Data entries
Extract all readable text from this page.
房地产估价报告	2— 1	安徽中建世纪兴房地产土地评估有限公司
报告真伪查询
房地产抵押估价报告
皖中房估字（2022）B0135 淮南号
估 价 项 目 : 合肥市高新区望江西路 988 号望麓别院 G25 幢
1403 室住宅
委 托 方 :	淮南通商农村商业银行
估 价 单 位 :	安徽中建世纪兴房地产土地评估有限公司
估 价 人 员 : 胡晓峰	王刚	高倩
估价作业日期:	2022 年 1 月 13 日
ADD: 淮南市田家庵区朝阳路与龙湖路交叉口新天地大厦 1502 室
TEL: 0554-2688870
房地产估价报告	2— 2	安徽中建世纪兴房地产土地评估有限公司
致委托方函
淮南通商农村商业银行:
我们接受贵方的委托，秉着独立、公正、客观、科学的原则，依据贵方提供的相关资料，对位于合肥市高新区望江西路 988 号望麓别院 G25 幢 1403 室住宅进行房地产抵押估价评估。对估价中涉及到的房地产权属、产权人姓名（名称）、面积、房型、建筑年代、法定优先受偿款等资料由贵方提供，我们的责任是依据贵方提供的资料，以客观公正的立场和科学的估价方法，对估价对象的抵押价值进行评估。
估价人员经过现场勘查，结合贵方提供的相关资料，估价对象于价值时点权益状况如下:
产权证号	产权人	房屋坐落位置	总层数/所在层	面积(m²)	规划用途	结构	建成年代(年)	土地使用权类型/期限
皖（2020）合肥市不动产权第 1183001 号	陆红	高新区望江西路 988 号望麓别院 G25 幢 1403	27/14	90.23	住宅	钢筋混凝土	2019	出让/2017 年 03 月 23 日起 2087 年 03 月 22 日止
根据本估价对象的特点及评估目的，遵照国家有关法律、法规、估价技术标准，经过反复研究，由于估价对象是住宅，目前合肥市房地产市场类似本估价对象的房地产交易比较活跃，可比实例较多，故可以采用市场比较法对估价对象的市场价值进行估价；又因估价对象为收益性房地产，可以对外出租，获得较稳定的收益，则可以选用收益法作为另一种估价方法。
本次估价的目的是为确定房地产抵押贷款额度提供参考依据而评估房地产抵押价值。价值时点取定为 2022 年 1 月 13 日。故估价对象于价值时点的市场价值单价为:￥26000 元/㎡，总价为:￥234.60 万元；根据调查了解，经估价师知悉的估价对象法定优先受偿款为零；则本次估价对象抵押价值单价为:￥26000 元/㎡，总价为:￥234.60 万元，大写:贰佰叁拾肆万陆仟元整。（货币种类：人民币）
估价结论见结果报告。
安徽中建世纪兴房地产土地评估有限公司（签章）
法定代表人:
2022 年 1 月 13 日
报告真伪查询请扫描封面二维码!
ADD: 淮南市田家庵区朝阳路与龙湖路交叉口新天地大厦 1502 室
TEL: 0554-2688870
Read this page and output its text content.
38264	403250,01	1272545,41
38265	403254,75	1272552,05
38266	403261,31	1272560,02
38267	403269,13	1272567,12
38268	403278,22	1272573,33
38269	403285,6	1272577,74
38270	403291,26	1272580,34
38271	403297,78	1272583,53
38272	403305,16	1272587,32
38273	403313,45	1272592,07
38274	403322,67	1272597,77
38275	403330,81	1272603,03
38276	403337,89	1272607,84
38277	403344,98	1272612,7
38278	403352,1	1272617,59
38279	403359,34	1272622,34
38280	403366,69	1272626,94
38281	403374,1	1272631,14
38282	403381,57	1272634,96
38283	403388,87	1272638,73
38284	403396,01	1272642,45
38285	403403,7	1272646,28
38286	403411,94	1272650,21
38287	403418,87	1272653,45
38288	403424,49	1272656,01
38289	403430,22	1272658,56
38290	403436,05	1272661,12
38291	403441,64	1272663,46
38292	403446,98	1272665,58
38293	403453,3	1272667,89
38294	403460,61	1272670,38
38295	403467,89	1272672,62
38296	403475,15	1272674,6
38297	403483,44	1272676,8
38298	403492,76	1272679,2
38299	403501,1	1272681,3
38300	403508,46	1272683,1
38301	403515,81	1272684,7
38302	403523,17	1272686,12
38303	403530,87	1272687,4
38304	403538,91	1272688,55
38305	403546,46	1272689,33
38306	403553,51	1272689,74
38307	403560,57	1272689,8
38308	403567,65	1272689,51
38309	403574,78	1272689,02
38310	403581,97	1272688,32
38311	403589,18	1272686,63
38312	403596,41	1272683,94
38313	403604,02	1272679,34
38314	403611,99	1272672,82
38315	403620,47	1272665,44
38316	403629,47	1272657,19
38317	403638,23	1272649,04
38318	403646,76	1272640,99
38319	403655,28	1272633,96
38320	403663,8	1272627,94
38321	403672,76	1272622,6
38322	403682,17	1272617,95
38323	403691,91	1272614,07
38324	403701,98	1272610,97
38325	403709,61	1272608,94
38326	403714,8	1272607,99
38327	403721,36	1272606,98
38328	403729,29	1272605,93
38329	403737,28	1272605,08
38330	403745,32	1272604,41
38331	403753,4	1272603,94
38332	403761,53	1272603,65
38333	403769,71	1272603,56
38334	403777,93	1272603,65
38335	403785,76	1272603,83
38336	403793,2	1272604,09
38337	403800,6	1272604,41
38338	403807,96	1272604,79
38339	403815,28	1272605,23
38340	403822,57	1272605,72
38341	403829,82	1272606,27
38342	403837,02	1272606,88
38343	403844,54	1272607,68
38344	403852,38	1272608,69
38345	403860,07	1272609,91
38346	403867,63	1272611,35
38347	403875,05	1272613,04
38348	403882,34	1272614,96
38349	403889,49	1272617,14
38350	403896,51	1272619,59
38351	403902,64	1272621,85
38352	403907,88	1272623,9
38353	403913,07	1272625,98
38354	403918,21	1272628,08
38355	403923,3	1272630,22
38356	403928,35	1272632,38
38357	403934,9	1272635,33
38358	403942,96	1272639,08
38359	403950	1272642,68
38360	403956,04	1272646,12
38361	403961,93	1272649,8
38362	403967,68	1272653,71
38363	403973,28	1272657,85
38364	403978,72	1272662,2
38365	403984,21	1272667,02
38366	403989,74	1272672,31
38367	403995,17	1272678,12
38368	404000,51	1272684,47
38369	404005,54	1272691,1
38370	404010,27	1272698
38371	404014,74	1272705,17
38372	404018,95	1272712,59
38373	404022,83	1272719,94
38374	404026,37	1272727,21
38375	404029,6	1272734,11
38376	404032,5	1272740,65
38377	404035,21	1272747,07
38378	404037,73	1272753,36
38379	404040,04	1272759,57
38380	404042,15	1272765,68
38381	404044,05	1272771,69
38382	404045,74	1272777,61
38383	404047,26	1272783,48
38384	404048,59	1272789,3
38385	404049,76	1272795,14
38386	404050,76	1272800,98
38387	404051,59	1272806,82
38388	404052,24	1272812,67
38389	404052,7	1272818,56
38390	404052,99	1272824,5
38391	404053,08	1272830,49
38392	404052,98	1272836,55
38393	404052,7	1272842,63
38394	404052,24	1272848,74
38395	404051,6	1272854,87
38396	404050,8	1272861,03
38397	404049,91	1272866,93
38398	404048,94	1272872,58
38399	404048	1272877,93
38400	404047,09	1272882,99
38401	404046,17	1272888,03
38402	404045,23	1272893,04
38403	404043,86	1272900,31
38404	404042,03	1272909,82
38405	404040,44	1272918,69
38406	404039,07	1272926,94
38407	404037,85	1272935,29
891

*Stated exercise*. All of the entries above need to be reproduced exactly.

*Output of the exercise*.
Extract all readable text from this page.
房地产估价报告	2— 1	安徽中建世纪兴房地产土地评估有限公司
报告真伪查询
房地产抵押估价报告
皖中房估字（2022）B0135 淮南号
估 价 项 目 : 合肥市高新区望江西路 988 号望麓别院 G25 幢
1403 室住宅
委 托 方 :	淮南通商农村商业银行
估 价 单 位 :	安徽中建世纪兴房地产土地评估有限公司
估 价 人 员 : 胡晓峰	王刚	高倩
估价作业日期:	2022 年 1 月 13 日
ADD: 淮南市田家庵区朝阳路与龙湖路交叉口新天地大厦 1502 室
TEL: 0554-2688870
房地产估价报告	2— 2	安徽中建世纪兴房地产土地评估有限公司
致委托方函
淮南通商农村商业银行:
我们接受贵方的委托，秉着独立、公正、客观、科学的原则，依据贵方提供的相关资料，对位于合肥市高新区望江西路 988 号望麓别院 G25 幢 1403 室住宅进行房地产抵押估价评估。对估价中涉及到的房地产权属、产权人姓名（名称）、面积、房型、建筑年代、法定优先受偿款等资料由贵方提供，我们的责任是依据贵方提供的资料，以客观公正的立场和科学的估价方法，对估价对象的抵押价值进行评估。
估价人员经过现场勘查，结合贵方提供的相关资料，估价对象于价值时点权益状况如下:
产权证号	产权人	房屋坐落位置	总层数/所在层	面积(m²)	规划用途	结构	建成年代(年)	土地使用权类型/期限
皖（2020）合肥市不动产权第 1183001 号	陆红	高新区望江西路 988 号望麓别院 G25 幢 1403	27/14	90.23	住宅	钢筋混凝土	2019	出让/2017 年 03 月 23 日起 2087 年 03 月 22 日止
根据本估价对象的特点及评估目的，遵照国家有关法律、法规、估价技术标准，经过反复研究，由于估价对象是住宅，目前合肥市房地产市场类似本估价对象的房地产交易比较活跃，可比实例较多，故可以采用市场比较法对估价对象的市场价值进行估价；又因估价对象为收益性房地产，可以对外出租，获得较稳定的收益，则可以选用收益法作为另一种估价方法。
本次估价的目的是为确定房地产抵押贷款额度提供参考依据而评估房地产抵押价值。价值时点取定为 2022 年 1 月 13 日。故估价对象于价值时点的市场价值单价为:￥26000 元/㎡，总价为:￥234.60 万元；根据调查了解，经估价师知悉的估价对象法定优先受偿款为零；则本次估价对象抵押价值单价为:￥26000 元/㎡，总价为:￥234.60 万元，大写:贰佰叁拾肆万陆仟元整。（货币种类：人民币）
估价结论见结果报告。
安徽中建世纪兴房地产土地评估有限公司（签章）
法定代表人:
2022 年 1 月 13 日
报告真伪查询请扫描封面二维码!
ADD: 淮南市田家庵区朝阳路与龙湖路交叉口新天地大厦 1502 室
TEL: 0554-2688870
Read this page and output its text content.
38264	403250,01	1272545,41
38265	403254,75	1272552,05
38266	403261,31	1272560,02
38267	403269,13	1272567,12
38268	403278,22	1272573,33
38269	403285,6	1272577,74
38270	403291,26	1272580,34
38271	403297,78	1272583,53
38272	403305,16	1272587,32
38273	403313,45	1272592,07
38274	403322,67	1272597,77
38275	403330,81	1272603,03
38276	403337,89	1272607,84
38277	403344,98	1272612,7
38278	403352,1	1272617,59
38279	403359,34	1272622,34
38280	403366,69	1272626,94
38281	403374,1	1272631,14
38282	403381,57	1272634,96
38283	403388,87	1272638,73
38284	403396,01	1272642,45
38285	403403,7	1272646,28
38286	403411,94	1272650,21
38287	403418,87	1272653,45
38288	403424,49	1272656,01
38289	403430,22	1272658,56
38290	403436,05	1272661,12
38291	403441,64	1272663,46
38292	403446,98	1272665,58
38293	403453,3	1272667,89
38294	403460,61	1272670,38
38295	403467,89	1272672,62
38296	403475,15	1272674,6
38297	403483,44	1272676,8
38298	403492,76	1272679,2
38299	403501,1	1272681,3
38300	403508,46	1272683,1
38301	403515,81	1272684,7
38302	403523,17	1272686,12
38303	403530,87	1272687,4
38304	403538,91	1272688,55
38305	403546,46	1272689,33
38306	403553,51	1272689,74
38307	403560,57	1272689,8
38308	403567,65	1272689,51
38309	403574,78	1272689,02
38310	403581,97	1272688,32
38311	403589,18	1272686,63
38312	403596,41	1272683,94
38313	403604,02	1272679,34
38314	403611,99	1272672,82
38315	403620,47	1272665,44
38316	403629,47	1272657,19
38317	403638,23	1272649,04
38318	403646,76	1272640,99
38319	403655,28	1272633,96
38320	403663,8	1272627,94
38321	403672,76	1272622,6
38322	403682,17	1272617,95
38323	403691,91	1272614,07
38324	403701,98	1272610,97
38325	403709,61	1272608,94
38326	403714,8	1272607,99
38327	403721,36	1272606,98
38328	403729,29	1272605,93
38329	403737,28	1272605,08
38330	403745,32	1272604,41
38331	403753,4	1272603,94
38332	403761,53	1272603,65
38333	403769,71	1272603,56
38334	403777,93	1272603,65
38335	403785,76	1272603,83
38336	403793,2	1272604,09
38337	403800,6	1272604,41
38338	403807,96	1272604,79
38339	403815,28	1272605,23
38340	403822,57	1272605,72
38341	403829,82	1272606,27
38342	403837,02	1272606,88
38343	403844,54	1272607,68
38344	403852,38	1272608,69
38345	403860,07	1272609,91
38346	403867,63	1272611,35
38347	403875,05	1272613,04
38348	403882,34	1272614,96
38349	403889,49	1272617,14
38350	403896,51	1272619,59
38351	403902,64	1272621,85
38352	403907,88	1272623,9
38353	403913,07	1272625,98
38354	403918,21	1272628,08
38355	403923,3	1272630,22
38356	403928,35	1272632,38
38357	403934,9	1272635,33
38358	403942,96	1272639,08
38359	403950	1272642,68
38360	403956,04	1272646,12
38361	403961,93	1272649,8
38362	403967,68	1272653,71
38363	403973,28	1272657,85
38364	403978,72	1272662,2
38365	403984,21	1272667,02
38366	403989,74	1272672,31
38367	403995,17	1272678,12
38368	404000,51	1272684,47
38369	404005,54	1272691,1
38370	404010,27	1272698
38371	404014,74	1272705,17
38372	404018,95	1272712,59
38373	404022,83	1272719,94
38374	404026,37	1272727,21
38375	404029,6	1272734,11
38376	404032,5	1272740,65
38377	404035,21	1272747,07
38378	404037,73	1272753,36
38379	404040,04	1272759,57
38380	404042,15	1272765,68
38381	404044,05	1272771,69
38382	404045,74	1272777,61
38383	404047,26	1272783,48
38384	404048,59	1272789,3
38385	404049,76	1272795,14
38386	404050,76	1272800,98
38387	404051,59	1272806,82
38388	404052,24	1272812,67
38389	404052,7	1272818,56
38390	404052,99	1272824,5
38391	404053,08	1272830,49
38392	404052,98	1272836,55
38393	404052,7	1272842,63
38394	404052,24	1272848,74
38395	404051,6	1272854,87
38396	404050,8	1272861,03
38397	404049,91	1272866,93
38398	404048,94	1272872,58
38399	404048	1272877,93
38400	404047,09	1272882,99
38401	404046,17	1272888,03
38402	404045,23	1272893,04
38403	404043,86	1272900,31
38404	404042,03	1272909,82
38405	404040,44	1272918,69
38406	404039,07	1272926,94
38407	404037,85	1272935,29
891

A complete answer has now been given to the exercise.